▶ **Requirement**: Transcribe the records below exactly as they appear.

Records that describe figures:
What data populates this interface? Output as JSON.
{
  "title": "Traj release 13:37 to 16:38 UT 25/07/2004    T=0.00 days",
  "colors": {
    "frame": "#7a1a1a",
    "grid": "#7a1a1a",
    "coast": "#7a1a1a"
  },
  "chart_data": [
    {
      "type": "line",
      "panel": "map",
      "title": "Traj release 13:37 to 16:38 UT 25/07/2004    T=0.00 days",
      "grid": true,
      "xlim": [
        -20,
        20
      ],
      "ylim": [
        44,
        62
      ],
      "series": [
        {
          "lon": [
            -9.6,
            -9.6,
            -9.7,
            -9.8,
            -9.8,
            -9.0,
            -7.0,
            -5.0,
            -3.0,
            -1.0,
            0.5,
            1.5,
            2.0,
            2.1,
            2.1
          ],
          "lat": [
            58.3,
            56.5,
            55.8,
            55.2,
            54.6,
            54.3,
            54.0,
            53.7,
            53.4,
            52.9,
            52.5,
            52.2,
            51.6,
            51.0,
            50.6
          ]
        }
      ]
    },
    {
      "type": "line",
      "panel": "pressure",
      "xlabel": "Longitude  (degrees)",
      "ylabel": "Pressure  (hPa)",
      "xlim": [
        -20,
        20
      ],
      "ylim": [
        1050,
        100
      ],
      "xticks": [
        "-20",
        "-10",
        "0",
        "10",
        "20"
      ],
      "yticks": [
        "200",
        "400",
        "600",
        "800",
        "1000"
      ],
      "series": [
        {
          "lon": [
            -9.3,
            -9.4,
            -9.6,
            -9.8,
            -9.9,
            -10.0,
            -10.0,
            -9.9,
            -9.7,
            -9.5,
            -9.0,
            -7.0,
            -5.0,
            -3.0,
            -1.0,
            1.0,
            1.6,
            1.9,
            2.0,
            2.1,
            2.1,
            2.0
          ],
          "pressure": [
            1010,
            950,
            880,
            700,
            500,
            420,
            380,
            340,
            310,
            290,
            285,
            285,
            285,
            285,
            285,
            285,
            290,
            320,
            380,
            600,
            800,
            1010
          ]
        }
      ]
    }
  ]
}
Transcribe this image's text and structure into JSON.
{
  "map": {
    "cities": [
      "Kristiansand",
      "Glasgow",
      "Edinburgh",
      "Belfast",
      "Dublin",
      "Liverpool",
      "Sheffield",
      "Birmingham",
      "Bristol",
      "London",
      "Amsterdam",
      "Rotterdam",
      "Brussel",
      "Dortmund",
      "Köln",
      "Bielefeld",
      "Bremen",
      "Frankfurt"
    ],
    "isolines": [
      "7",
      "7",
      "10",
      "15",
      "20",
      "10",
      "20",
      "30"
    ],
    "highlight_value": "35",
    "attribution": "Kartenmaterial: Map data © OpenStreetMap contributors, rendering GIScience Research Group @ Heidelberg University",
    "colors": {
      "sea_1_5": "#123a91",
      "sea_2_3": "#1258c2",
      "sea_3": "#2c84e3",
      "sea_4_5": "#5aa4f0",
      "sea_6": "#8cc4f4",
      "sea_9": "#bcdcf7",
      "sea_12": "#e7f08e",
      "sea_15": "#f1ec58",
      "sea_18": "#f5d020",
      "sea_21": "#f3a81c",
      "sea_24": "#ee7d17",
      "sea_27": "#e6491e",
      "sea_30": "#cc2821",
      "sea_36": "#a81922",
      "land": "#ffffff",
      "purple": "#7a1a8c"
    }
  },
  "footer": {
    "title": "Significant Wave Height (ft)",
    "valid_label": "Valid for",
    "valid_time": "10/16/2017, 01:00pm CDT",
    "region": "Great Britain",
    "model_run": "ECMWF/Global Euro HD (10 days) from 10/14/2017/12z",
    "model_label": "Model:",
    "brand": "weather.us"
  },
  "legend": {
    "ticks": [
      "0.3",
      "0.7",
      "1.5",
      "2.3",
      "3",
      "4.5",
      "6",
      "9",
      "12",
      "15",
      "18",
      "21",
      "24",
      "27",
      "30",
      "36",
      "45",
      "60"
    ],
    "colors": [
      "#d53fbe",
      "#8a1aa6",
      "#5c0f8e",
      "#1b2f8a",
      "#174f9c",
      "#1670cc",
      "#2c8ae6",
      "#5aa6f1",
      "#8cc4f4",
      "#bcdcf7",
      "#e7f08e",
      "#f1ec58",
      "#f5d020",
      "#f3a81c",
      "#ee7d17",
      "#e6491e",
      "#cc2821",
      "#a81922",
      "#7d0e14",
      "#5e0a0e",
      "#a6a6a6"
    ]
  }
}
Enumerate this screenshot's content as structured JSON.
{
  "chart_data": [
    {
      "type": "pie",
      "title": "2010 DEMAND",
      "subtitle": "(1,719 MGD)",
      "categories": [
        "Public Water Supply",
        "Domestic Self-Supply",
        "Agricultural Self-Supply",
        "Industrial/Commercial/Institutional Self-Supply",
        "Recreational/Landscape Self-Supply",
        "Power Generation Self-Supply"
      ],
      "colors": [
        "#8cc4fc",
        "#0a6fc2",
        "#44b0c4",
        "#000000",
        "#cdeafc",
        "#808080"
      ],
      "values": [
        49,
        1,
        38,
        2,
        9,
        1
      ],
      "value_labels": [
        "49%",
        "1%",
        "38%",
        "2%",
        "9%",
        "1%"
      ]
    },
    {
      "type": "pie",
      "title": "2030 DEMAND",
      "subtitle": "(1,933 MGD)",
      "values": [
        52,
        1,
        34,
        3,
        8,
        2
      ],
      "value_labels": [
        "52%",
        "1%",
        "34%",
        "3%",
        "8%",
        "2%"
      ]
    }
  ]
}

▶ **Solution to the problem**:
What data populates this interface? Output as JSON.
{
  "title": "Traj release 13:37 to 16:38 UT 25/07/2004    T=0.00 days",
  "colors": {
    "frame": "#7a1a1a",
    "grid": "#7a1a1a",
    "coast": "#7a1a1a"
  },
  "chart_data": [
    {
      "type": "line",
      "panel": "map",
      "title": "Traj release 13:37 to 16:38 UT 25/07/2004    T=0.00 days",
      "grid": true,
      "xlim": [
        -20,
        20
      ],
      "ylim": [
        44,
        62
      ],
      "series": [
        {
          "lon": [
            -9.6,
            -9.6,
            -9.7,
            -9.8,
            -9.8,
            -9.0,
            -7.0,
            -5.0,
            -3.0,
            -1.0,
            0.5,
            1.5,
            2.0,
            2.1,
            2.1
          ],
          "lat": [
            58.3,
            56.5,
            55.8,
            55.2,
            54.6,
            54.3,
            54.0,
            53.7,
            53.4,
            52.9,
            52.5,
            52.2,
            51.6,
            51.0,
            50.6
          ]
        }
      ]
    },
    {
      "type": "line",
      "panel": "pressure",
      "xlabel": "Longitude  (degrees)",
      "ylabel": "Pressure  (hPa)",
      "xlim": [
        -20,
        20
      ],
      "ylim": [
        1050,
        100
      ],
      "xticks": [
        "-20",
        "-10",
        "0",
        "10",
        "20"
      ],
      "yticks": [
        "200",
        "400",
        "600",
        "800",
        "1000"
      ],
      "series": [
        {
          "lon": [
            -9.3,
            -9.4,
            -9.6,
            -9.8,
            -9.9,
            -10.0,
            -10.0,
            -9.9,
            -9.7,
            -9.5,
            -9.0,
            -7.0,
            -5.0,
            -3.0,
            -1.0,
            1.0,
            1.6,
            1.9,
            2.0,
            2.1,
            2.1,
            2.0
          ],
          "pressure": [
            1010,
            950,
            880,
            700,
            500,
            420,
            380,
            340,
            310,
            290,
            285,
            285,
            285,
            285,
            285,
            285,
            290,
            320,
            380,
            600,
            800,
            1010
          ]
        }
      ]
    }
  ]
}
Transcribe this image's text and structure into JSON.
{
  "map": {
    "cities": [
      "Kristiansand",
      "Glasgow",
      "Edinburgh",
      "Belfast",
      "Dublin",
      "Liverpool",
      "Sheffield",
      "Birmingham",
      "Bristol",
      "London",
      "Amsterdam",
      "Rotterdam",
      "Brussel",
      "Dortmund",
      "Köln",
      "Bielefeld",
      "Bremen",
      "Frankfurt"
    ],
    "isolines": [
      "7",
      "7",
      "10",
      "15",
      "20",
      "10",
      "20",
      "30"
    ],
    "highlight_value": "35",
    "attribution": "Kartenmaterial: Map data © OpenStreetMap contributors, rendering GIScience Research Group @ Heidelberg University",
    "colors": {
      "sea_1_5": "#123a91",
      "sea_2_3": "#1258c2",
      "sea_3": "#2c84e3",
      "sea_4_5": "#5aa4f0",
      "sea_6": "#8cc4f4",
      "sea_9": "#bcdcf7",
      "sea_12": "#e7f08e",
      "sea_15": "#f1ec58",
      "sea_18": "#f5d020",
      "sea_21": "#f3a81c",
      "sea_24": "#ee7d17",
      "sea_27": "#e6491e",
      "sea_30": "#cc2821",
      "sea_36": "#a81922",
      "land": "#ffffff",
      "purple": "#7a1a8c"
    }
  },
  "footer": {
    "title": "Significant Wave Height (ft)",
    "valid_label": "Valid for",
    "valid_time": "10/16/2017, 01:00pm CDT",
    "region": "Great Britain",
    "model_run": "ECMWF/Global Euro HD (10 days) from 10/14/2017/12z",
    "model_label": "Model:",
    "brand": "weather.us"
  },
  "legend": {
    "ticks": [
      "0.3",
      "0.7",
      "1.5",
      "2.3",
      "3",
      "4.5",
      "6",
      "9",
      "12",
      "15",
      "18",
      "21",
      "24",
      "27",
      "30",
      "36",
      "45",
      "60"
    ],
    "colors": [
      "#d53fbe",
      "#8a1aa6",
      "#5c0f8e",
      "#1b2f8a",
      "#174f9c",
      "#1670cc",
      "#2c8ae6",
      "#5aa6f1",
      "#8cc4f4",
      "#bcdcf7",
      "#e7f08e",
      "#f1ec58",
      "#f5d020",
      "#f3a81c",
      "#ee7d17",
      "#e6491e",
      "#cc2821",
      "#a81922",
      "#7d0e14",
      "#5e0a0e",
      "#a6a6a6"
    ]
  }
}
Enumerate this screenshot's content as structured JSON.
{
  "chart_data": [
    {
      "type": "pie",
      "title": "2010 DEMAND",
      "subtitle": "(1,719 MGD)",
      "categories": [
        "Public Water Supply",
        "Domestic Self-Supply",
        "Agricultural Self-Supply",
        "Industrial/Commercial/Institutional Self-Supply",
        "Recreational/Landscape Self-Supply",
        "Power Generation Self-Supply"
      ],
      "colors": [
        "#8cc4fc",
        "#0a6fc2",
        "#44b0c4",
        "#000000",
        "#cdeafc",
        "#808080"
      ],
      "values": [
        49,
        1,
        38,
        2,
        9,
        1
      ],
      "value_labels": [
        "49%",
        "1%",
        "38%",
        "2%",
        "9%",
        "1%"
      ]
    },
    {
      "type": "pie",
      "title": "2030 DEMAND",
      "subtitle": "(1,933 MGD)",
      "values": [
        52,
        1,
        34,
        3,
        8,
        2
      ],
      "value_labels": [
        "52%",
        "1%",
        "34%",
        "3%",
        "8%",
        "2%"
      ]
    }
  ]
}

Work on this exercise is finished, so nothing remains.